Collected data entries:
- - - - -

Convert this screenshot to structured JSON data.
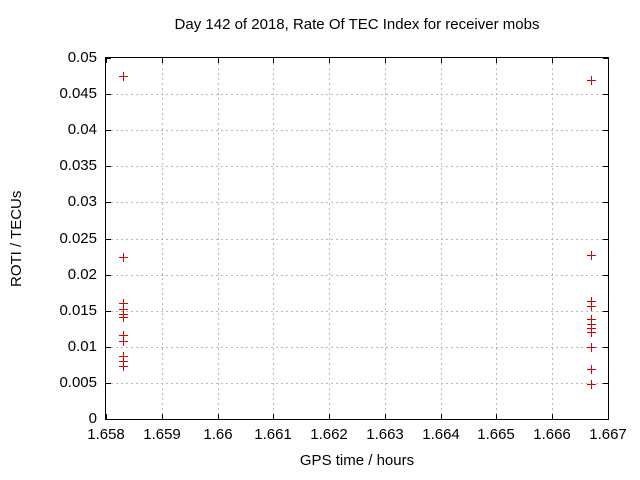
{
  "colors": {
    "background": "#ffffff",
    "text": "#000000",
    "axis": "#000000",
    "grid": "#b8b8b8",
    "marker": "#dd0000"
  },
  "chart_data": {
    "type": "scatter",
    "title": "Day 142 of 2018, Rate Of TEC Index for receiver mobs",
    "xlabel": "GPS time / hours",
    "ylabel": "ROTI / TECUs",
    "xlim": [
      1.658,
      1.667
    ],
    "ylim": [
      0,
      0.05
    ],
    "grid": true,
    "legend": "none",
    "marker": "plus",
    "x_ticks": {
      "values": [
        1.658,
        1.659,
        1.66,
        1.661,
        1.662,
        1.663,
        1.664,
        1.665,
        1.666,
        1.667
      ],
      "labels": [
        "1.658",
        "1.659",
        "1.66",
        "1.661",
        "1.662",
        "1.663",
        "1.664",
        "1.665",
        "1.666",
        "1.667"
      ]
    },
    "y_ticks": {
      "values": [
        0,
        0.005,
        0.01,
        0.015,
        0.02,
        0.025,
        0.03,
        0.035,
        0.04,
        0.045,
        0.05
      ],
      "labels": [
        "0",
        "0.005",
        "0.01",
        "0.015",
        "0.02",
        "0.025",
        "0.03",
        "0.035",
        "0.04",
        "0.045",
        "0.05"
      ]
    },
    "series": [
      {
        "points": [
          [
            1.6583,
            0.0475
          ],
          [
            1.6583,
            0.0224
          ],
          [
            1.6583,
            0.016
          ],
          [
            1.6583,
            0.0152
          ],
          [
            1.6583,
            0.0146
          ],
          [
            1.6583,
            0.0141
          ],
          [
            1.6583,
            0.0117
          ],
          [
            1.6583,
            0.0108
          ],
          [
            1.6583,
            0.0087
          ],
          [
            1.6583,
            0.008
          ],
          [
            1.6583,
            0.0073
          ],
          [
            1.6667,
            0.0469
          ],
          [
            1.6667,
            0.0227
          ],
          [
            1.6667,
            0.0163
          ],
          [
            1.6667,
            0.0157
          ],
          [
            1.6667,
            0.0138
          ],
          [
            1.6667,
            0.0132
          ],
          [
            1.6667,
            0.0126
          ],
          [
            1.6667,
            0.0121
          ],
          [
            1.6667,
            0.01
          ],
          [
            1.6667,
            0.0069
          ],
          [
            1.6667,
            0.0049
          ]
        ]
      }
    ]
  }
}
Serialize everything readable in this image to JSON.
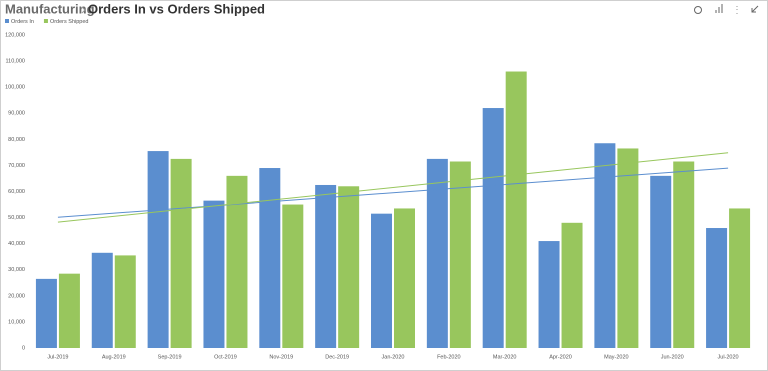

- - - - -

▶ What to do: Repeat the records word for word. Any picture in them should be left out.

▶ Result of this task:
Convert this screenshot to structured JSON data.
{
  "colors": {
    "background": "#ffffff",
    "text": "#000000",
    "axis": "#000000",
    "grid": "#b8b8b8",
    "marker": "#dd0000"
  },
  "chart_data": {
    "type": "scatter",
    "title": "Day 142 of 2018, Rate Of TEC Index for receiver mobs",
    "xlabel": "GPS time / hours",
    "ylabel": "ROTI / TECUs",
    "xlim": [
      1.658,
      1.667
    ],
    "ylim": [
      0,
      0.05
    ],
    "grid": true,
    "legend": "none",
    "marker": "plus",
    "x_ticks": {
      "values": [
        1.658,
        1.659,
        1.66,
        1.661,
        1.662,
        1.663,
        1.664,
        1.665,
        1.666,
        1.667
      ],
      "labels": [
        "1.658",
        "1.659",
        "1.66",
        "1.661",
        "1.662",
        "1.663",
        "1.664",
        "1.665",
        "1.666",
        "1.667"
      ]
    },
    "y_ticks": {
      "values": [
        0,
        0.005,
        0.01,
        0.015,
        0.02,
        0.025,
        0.03,
        0.035,
        0.04,
        0.045,
        0.05
      ],
      "labels": [
        "0",
        "0.005",
        "0.01",
        "0.015",
        "0.02",
        "0.025",
        "0.03",
        "0.035",
        "0.04",
        "0.045",
        "0.05"
      ]
    },
    "series": [
      {
        "points": [
          [
            1.6583,
            0.0475
          ],
          [
            1.6583,
            0.0224
          ],
          [
            1.6583,
            0.016
          ],
          [
            1.6583,
            0.0152
          ],
          [
            1.6583,
            0.0146
          ],
          [
            1.6583,
            0.0141
          ],
          [
            1.6583,
            0.0117
          ],
          [
            1.6583,
            0.0108
          ],
          [
            1.6583,
            0.0087
          ],
          [
            1.6583,
            0.008
          ],
          [
            1.6583,
            0.0073
          ],
          [
            1.6667,
            0.0469
          ],
          [
            1.6667,
            0.0227
          ],
          [
            1.6667,
            0.0163
          ],
          [
            1.6667,
            0.0157
          ],
          [
            1.6667,
            0.0138
          ],
          [
            1.6667,
            0.0132
          ],
          [
            1.6667,
            0.0126
          ],
          [
            1.6667,
            0.0121
          ],
          [
            1.6667,
            0.01
          ],
          [
            1.6667,
            0.0069
          ],
          [
            1.6667,
            0.0049
          ]
        ]
      }
    ]
  }
}
Serialize everything readable in this image to JSON.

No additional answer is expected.